### [Problem to solve]
Pictures don't belong in the copy; print all the records exactly.

### [Records that describe figures]
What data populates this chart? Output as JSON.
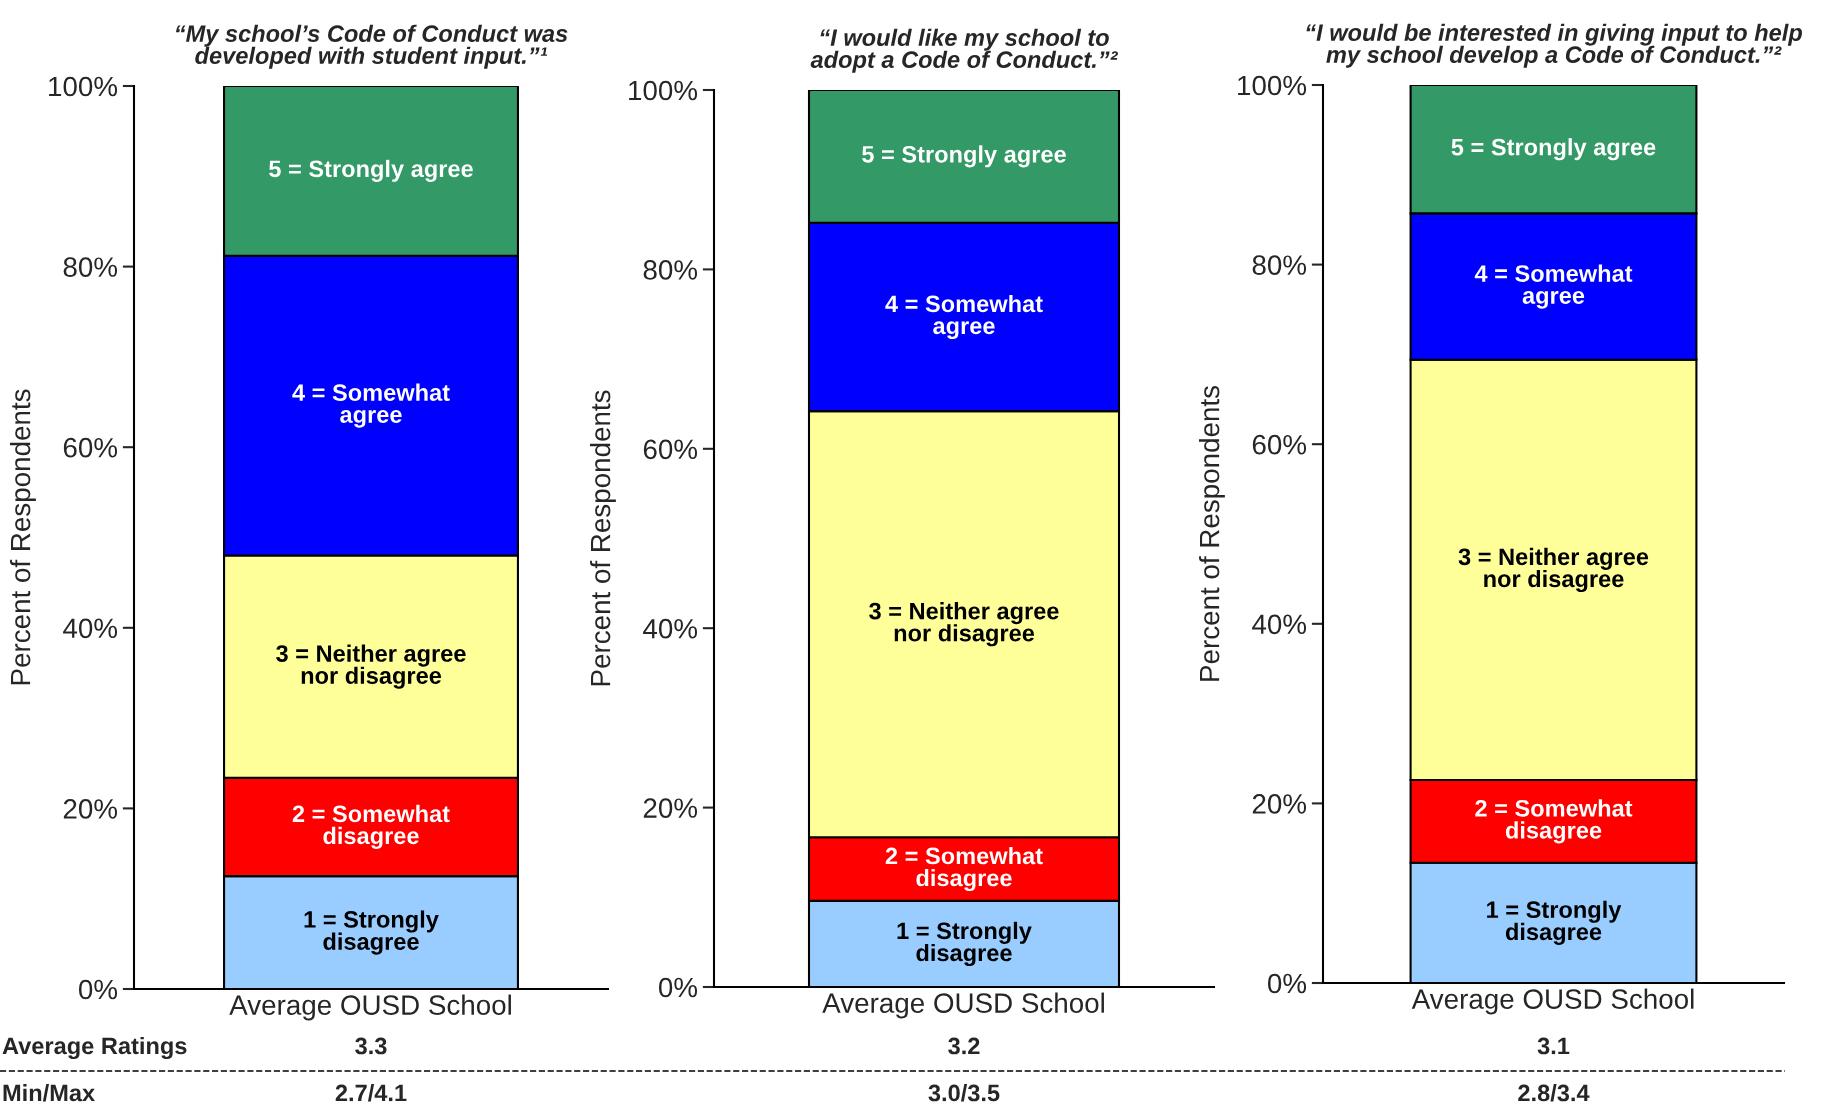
{
  "chart_data": [
    {
      "type": "bar",
      "stacked": true,
      "title": "“My school’s Code of Conduct was\ndeveloped with student input.”¹",
      "ylabel": "Percent of Respondents",
      "categories": [
        "Average OUSD School"
      ],
      "ylim": [
        0,
        100
      ],
      "yticks": [
        {
          "value": 0,
          "label": "0%"
        },
        {
          "value": 20,
          "label": "20%"
        },
        {
          "value": 40,
          "label": "40%"
        },
        {
          "value": 60,
          "label": "60%"
        },
        {
          "value": 80,
          "label": "80%"
        },
        {
          "value": 100,
          "label": "100%"
        }
      ],
      "grid": false,
      "legend": false,
      "series": [
        {
          "name": "1 = Strongly\ndisagree",
          "color": "#99ccff",
          "values": [
            12.5
          ]
        },
        {
          "name": "2 = Somewhat\ndisagree",
          "color": "#ff0000",
          "values": [
            10.9
          ]
        },
        {
          "name": "3 = Neither agree\nnor disagree",
          "color": "#ffff99",
          "values": [
            24.6
          ]
        },
        {
          "name": "4 = Somewhat\nagree",
          "color": "#0000ff",
          "values": [
            33.2
          ]
        },
        {
          "name": "5 = Strongly agree",
          "color": "#339966",
          "values": [
            18.8
          ]
        }
      ],
      "annotations": [
        "Average Ratings",
        "3.3",
        "Min/Max",
        "2.7/4.1"
      ]
    },
    {
      "type": "bar",
      "stacked": true,
      "title": "“I would like my school to\nadopt a Code of Conduct.”²",
      "ylabel": "Percent of Respondents",
      "categories": [
        "Average OUSD School"
      ],
      "ylim": [
        0,
        100
      ],
      "yticks": [
        {
          "value": 0,
          "label": "0%"
        },
        {
          "value": 20,
          "label": "20%"
        },
        {
          "value": 40,
          "label": "40%"
        },
        {
          "value": 60,
          "label": "60%"
        },
        {
          "value": 80,
          "label": "80%"
        },
        {
          "value": 100,
          "label": "100%"
        }
      ],
      "grid": false,
      "legend": false,
      "series": [
        {
          "name": "1 = Strongly\ndisagree",
          "color": "#99ccff",
          "values": [
            9.6
          ]
        },
        {
          "name": "2 = Somewhat\ndisagree",
          "color": "#ff0000",
          "values": [
            7.1
          ]
        },
        {
          "name": "3 = Neither agree\nnor disagree",
          "color": "#ffff99",
          "values": [
            47.5
          ]
        },
        {
          "name": "4 = Somewhat\nagree",
          "color": "#0000ff",
          "values": [
            21.0
          ]
        },
        {
          "name": "5 = Strongly agree",
          "color": "#339966",
          "values": [
            14.8
          ]
        }
      ],
      "annotations": [
        "3.2",
        "3.0/3.5"
      ]
    },
    {
      "type": "bar",
      "stacked": true,
      "title": "“I would be interested in giving input to help\nmy school develop a Code of Conduct.”²",
      "ylabel": "Percent of Respondents",
      "categories": [
        "Average OUSD School"
      ],
      "ylim": [
        0,
        100
      ],
      "yticks": [
        {
          "value": 0,
          "label": "0%"
        },
        {
          "value": 20,
          "label": "20%"
        },
        {
          "value": 40,
          "label": "40%"
        },
        {
          "value": 60,
          "label": "60%"
        },
        {
          "value": 80,
          "label": "80%"
        },
        {
          "value": 100,
          "label": "100%"
        }
      ],
      "grid": false,
      "legend": false,
      "series": [
        {
          "name": "1 = Strongly\ndisagree",
          "color": "#99ccff",
          "values": [
            13.4
          ]
        },
        {
          "name": "2 = Somewhat\ndisagree",
          "color": "#ff0000",
          "values": [
            9.2
          ]
        },
        {
          "name": "3 = Neither agree\nnor disagree",
          "color": "#ffff99",
          "values": [
            46.8
          ]
        },
        {
          "name": "4 = Somewhat\nagree",
          "color": "#0000ff",
          "values": [
            16.3
          ]
        },
        {
          "name": "5 = Strongly agree",
          "color": "#339966",
          "values": [
            14.3
          ]
        }
      ],
      "annotations": [
        "3.1",
        "2.8/3.4"
      ]
    }
  ]
}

### [Reply]
What data populates this chart? Output as JSON.
{
  "chart_data": [
    {
      "type": "bar",
      "stacked": true,
      "title": "“My school’s Code of Conduct was\ndeveloped with student input.”¹",
      "ylabel": "Percent of Respondents",
      "categories": [
        "Average OUSD School"
      ],
      "ylim": [
        0,
        100
      ],
      "yticks": [
        {
          "value": 0,
          "label": "0%"
        },
        {
          "value": 20,
          "label": "20%"
        },
        {
          "value": 40,
          "label": "40%"
        },
        {
          "value": 60,
          "label": "60%"
        },
        {
          "value": 80,
          "label": "80%"
        },
        {
          "value": 100,
          "label": "100%"
        }
      ],
      "grid": false,
      "legend": false,
      "series": [
        {
          "name": "1 = Strongly\ndisagree",
          "color": "#99ccff",
          "values": [
            12.5
          ]
        },
        {
          "name": "2 = Somewhat\ndisagree",
          "color": "#ff0000",
          "values": [
            10.9
          ]
        },
        {
          "name": "3 = Neither agree\nnor disagree",
          "color": "#ffff99",
          "values": [
            24.6
          ]
        },
        {
          "name": "4 = Somewhat\nagree",
          "color": "#0000ff",
          "values": [
            33.2
          ]
        },
        {
          "name": "5 = Strongly agree",
          "color": "#339966",
          "values": [
            18.8
          ]
        }
      ],
      "annotations": [
        "Average Ratings",
        "3.3",
        "Min/Max",
        "2.7/4.1"
      ]
    },
    {
      "type": "bar",
      "stacked": true,
      "title": "“I would like my school to\nadopt a Code of Conduct.”²",
      "ylabel": "Percent of Respondents",
      "categories": [
        "Average OUSD School"
      ],
      "ylim": [
        0,
        100
      ],
      "yticks": [
        {
          "value": 0,
          "label": "0%"
        },
        {
          "value": 20,
          "label": "20%"
        },
        {
          "value": 40,
          "label": "40%"
        },
        {
          "value": 60,
          "label": "60%"
        },
        {
          "value": 80,
          "label": "80%"
        },
        {
          "value": 100,
          "label": "100%"
        }
      ],
      "grid": false,
      "legend": false,
      "series": [
        {
          "name": "1 = Strongly\ndisagree",
          "color": "#99ccff",
          "values": [
            9.6
          ]
        },
        {
          "name": "2 = Somewhat\ndisagree",
          "color": "#ff0000",
          "values": [
            7.1
          ]
        },
        {
          "name": "3 = Neither agree\nnor disagree",
          "color": "#ffff99",
          "values": [
            47.5
          ]
        },
        {
          "name": "4 = Somewhat\nagree",
          "color": "#0000ff",
          "values": [
            21.0
          ]
        },
        {
          "name": "5 = Strongly agree",
          "color": "#339966",
          "values": [
            14.8
          ]
        }
      ],
      "annotations": [
        "3.2",
        "3.0/3.5"
      ]
    },
    {
      "type": "bar",
      "stacked": true,
      "title": "“I would be interested in giving input to help\nmy school develop a Code of Conduct.”²",
      "ylabel": "Percent of Respondents",
      "categories": [
        "Average OUSD School"
      ],
      "ylim": [
        0,
        100
      ],
      "yticks": [
        {
          "value": 0,
          "label": "0%"
        },
        {
          "value": 20,
          "label": "20%"
        },
        {
          "value": 40,
          "label": "40%"
        },
        {
          "value": 60,
          "label": "60%"
        },
        {
          "value": 80,
          "label": "80%"
        },
        {
          "value": 100,
          "label": "100%"
        }
      ],
      "grid": false,
      "legend": false,
      "series": [
        {
          "name": "1 = Strongly\ndisagree",
          "color": "#99ccff",
          "values": [
            13.4
          ]
        },
        {
          "name": "2 = Somewhat\ndisagree",
          "color": "#ff0000",
          "values": [
            9.2
          ]
        },
        {
          "name": "3 = Neither agree\nnor disagree",
          "color": "#ffff99",
          "values": [
            46.8
          ]
        },
        {
          "name": "4 = Somewhat\nagree",
          "color": "#0000ff",
          "values": [
            16.3
          ]
        },
        {
          "name": "5 = Strongly agree",
          "color": "#339966",
          "values": [
            14.3
          ]
        }
      ],
      "annotations": [
        "3.1",
        "2.8/3.4"
      ]
    }
  ]
}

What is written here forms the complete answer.